(Texto fornecido):
-------------------------
Como captar um texto que flutua sobre o papel

Texto transido, o original treme ante a tradução. Morte ou sobrevivência?
01/08/2013

Texto transido, o original treme ante a tradução. Morte ou sobrevivência? Persistência na dor eterna da perda de todo sentido? A tradução não canibaliza o original para transformá-lo em texto novo? Como não considerar, então, na tradução, a morte do original, assim como a morte do autor significa o advento do tradutor?

Ou morte talvez não seja a palavra certa. Certo seria dizer que morto já estava o texto inerte no papel: após a escritura e antes da leitura. Texto em potência, que pede a tradução que lhe confira sentido. Texto em descanso estéril, esperando a madrugada que lhe aplique o orvalho, que lhe devolva o frescor.

No papel, o texto morre pouco a pouco no esquecimento gradual da língua. Via tradução — leitura, interpretação — a palavra ganha vida e vive emoções diferentes daquelas que a conceberam. Há como recuperar o frescor de outrora ou mesmo o que se pensa recuperar já insinua a sombra do novo?

Há um texto que flutua — sobrenada — acima da palavra impressa no papel ou estampada na tela. Alvo semovente. Há que capturá-lo. A tradução opera essa captura, capta o significado com antenas sensíveis, com o sentido centrado entre a preservação e a projeção. Um pé no futuro, outro no passado. Olho no leitor, olho no autor.

Olho a sombra toda do original que se alonga, como em pôr-do-sol, levando longe sentidos que se alteram, se mesclam, se dissolvem e se resolvem em texto novo. Olho do tradutor, atento, mede a densidade — suas falhas, frestas, rugosidades — dessa sombra à medida que se afasta, se estende, do opaco ponto de partida que a projeta. Por trás está a luz, que projeta luz, não a sombra. A sombra é só a falta. A tradução é a luz.

Há como que um deslocamento do texto em relação à escrita. Não mais se encaixam como antes, como no instante primordial da concepção — não sei bem se ainda na idéia ou já no bico da pena, ou ainda depois, no traço vacilante da tinta, que depois se fixa seca. Inflexível. Quebradiça. Quebradiço é o texto que se supõe eterno. A perfeita sobreposição original não dura mais que mero instante.
-------------------------
(Informações fornecidas):
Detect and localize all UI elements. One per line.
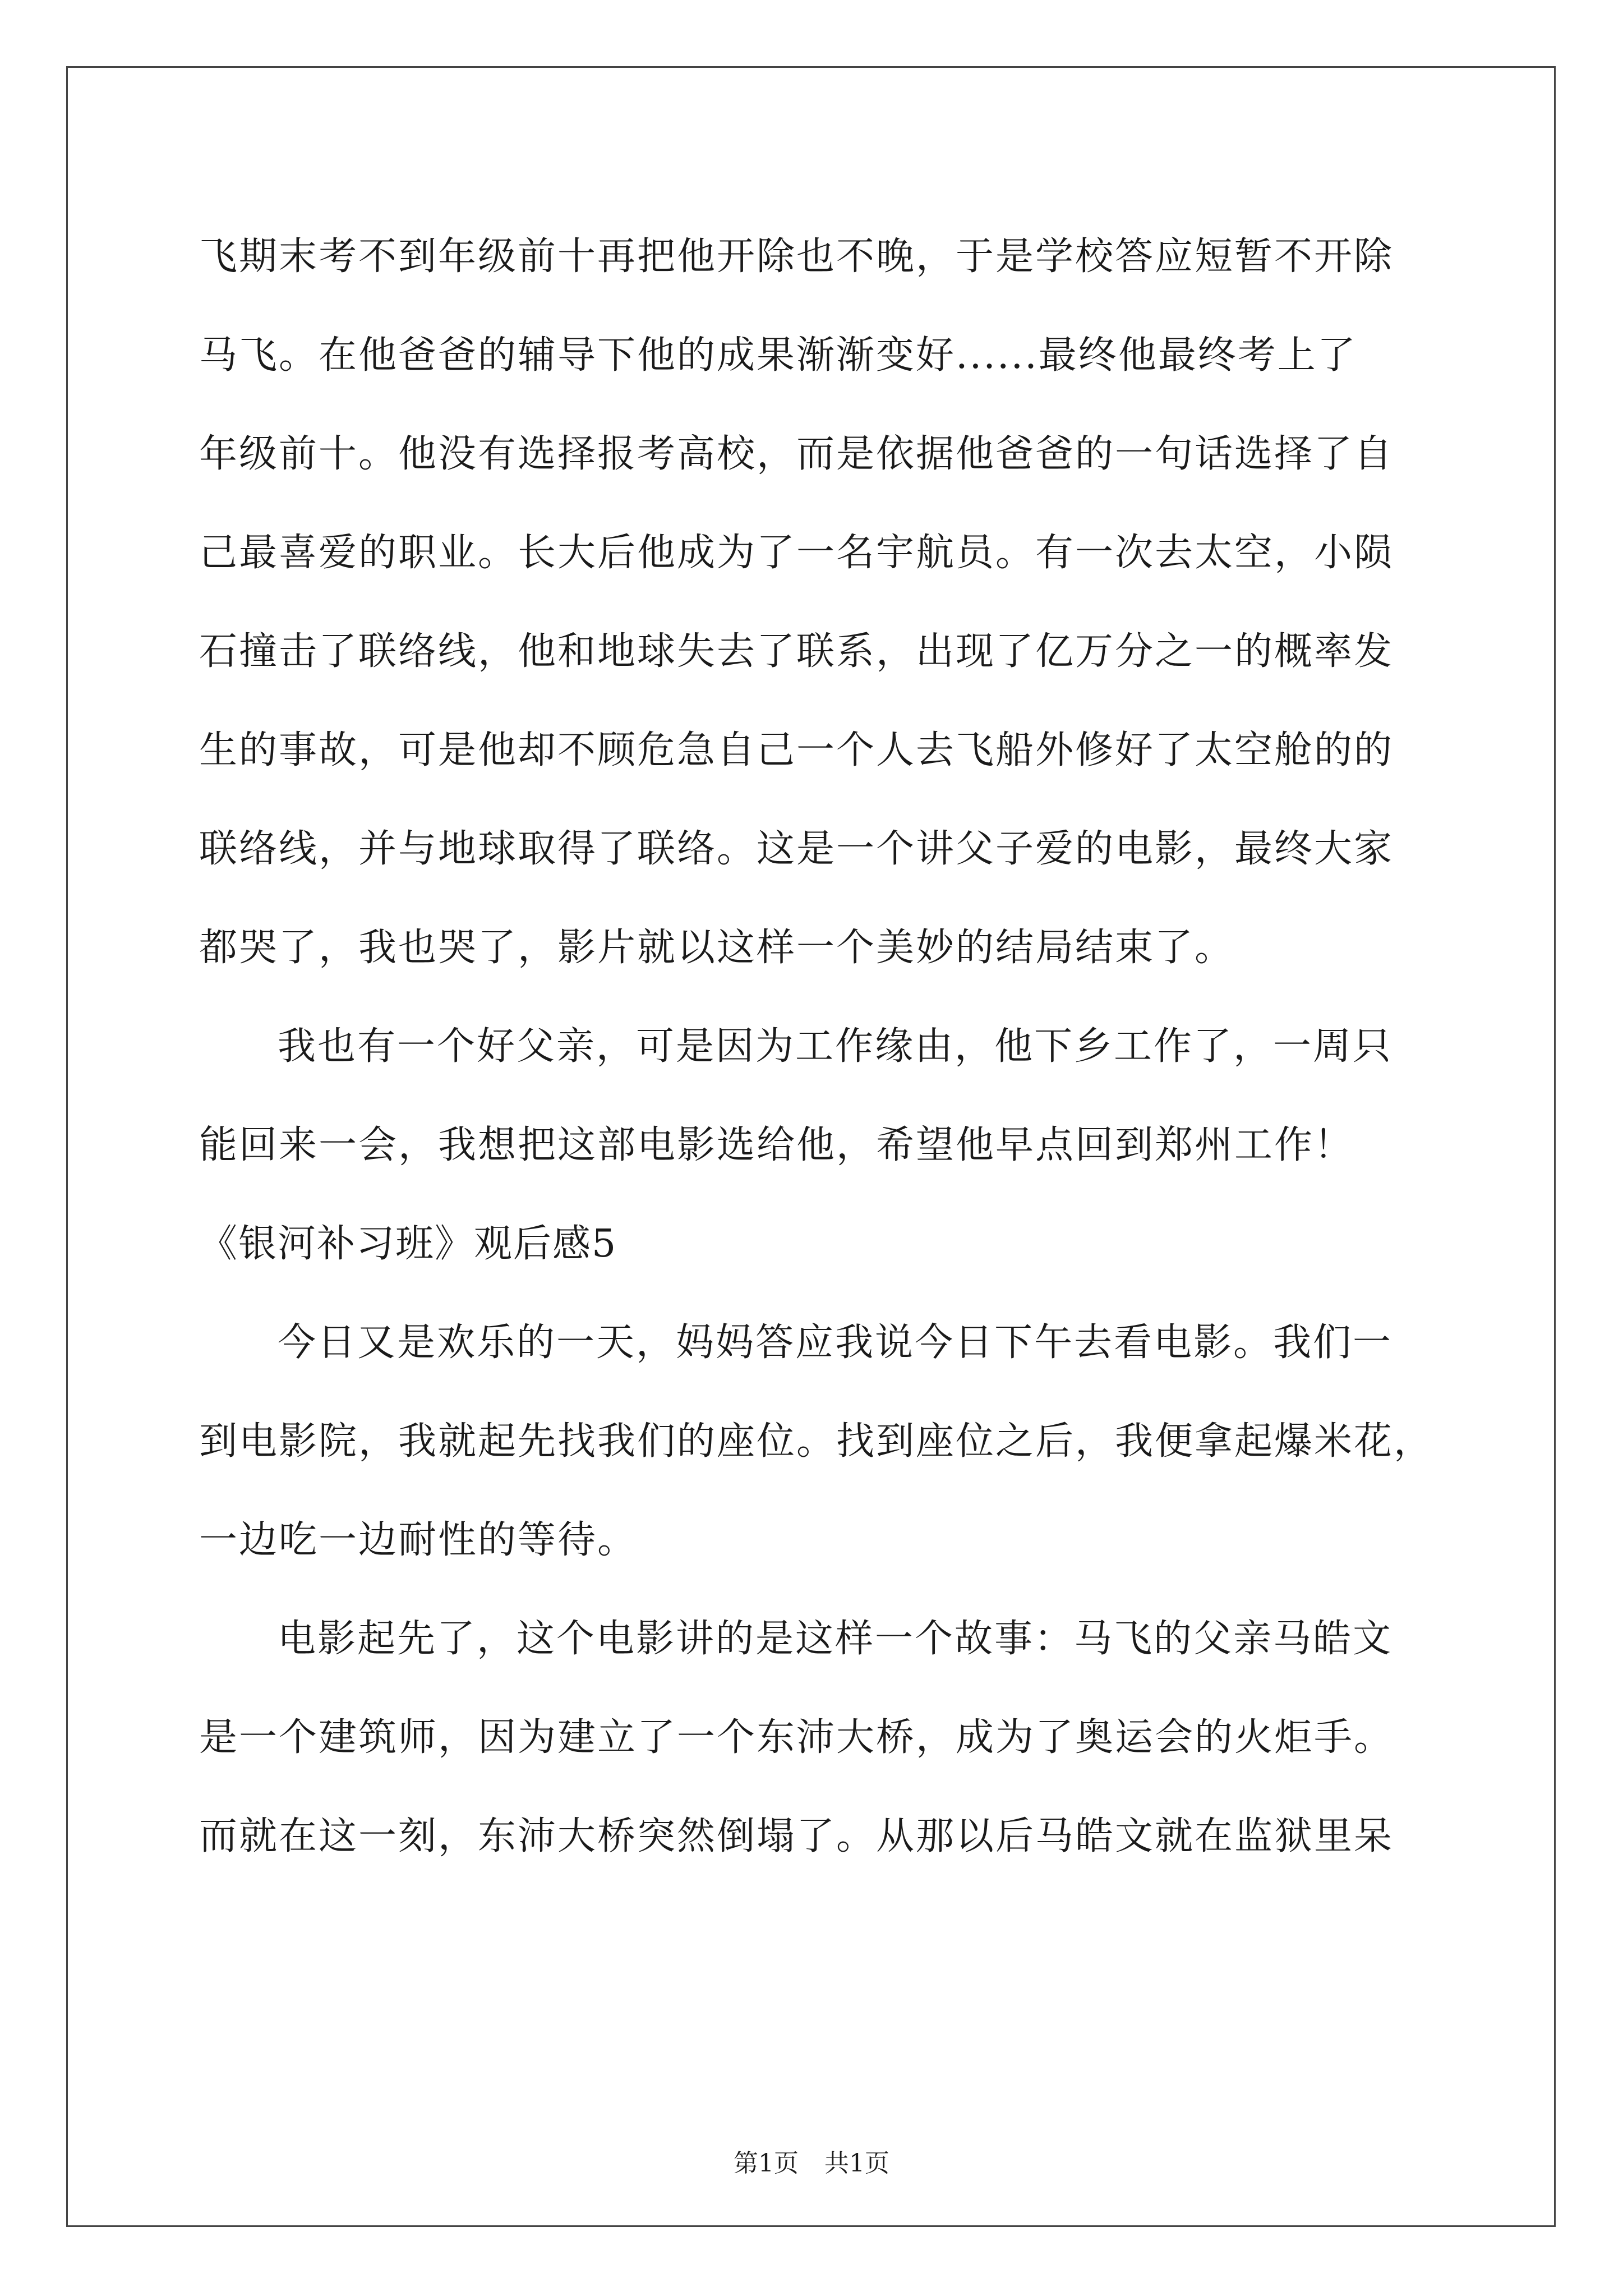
-------------------------
(Sua tarefa): Reproduza o trecho do texto sobre tradução que vai de "Há um texto" até "olho no autor.", inclusive, trocando "antenas sensíveis" por "radares precisos".

(Resposta completa):
Há um texto que flutua — sobrenada — acima da palavra impressa no papel ou estampada na tela. Alvo semovente. Há que capturá-lo. A tradução opera essa captura, capta o significado com radares precisos, com o sentido centrado entre a preservação e a projeção. Um pé no futuro, outro no passado. Olho no leitor, olho no autor.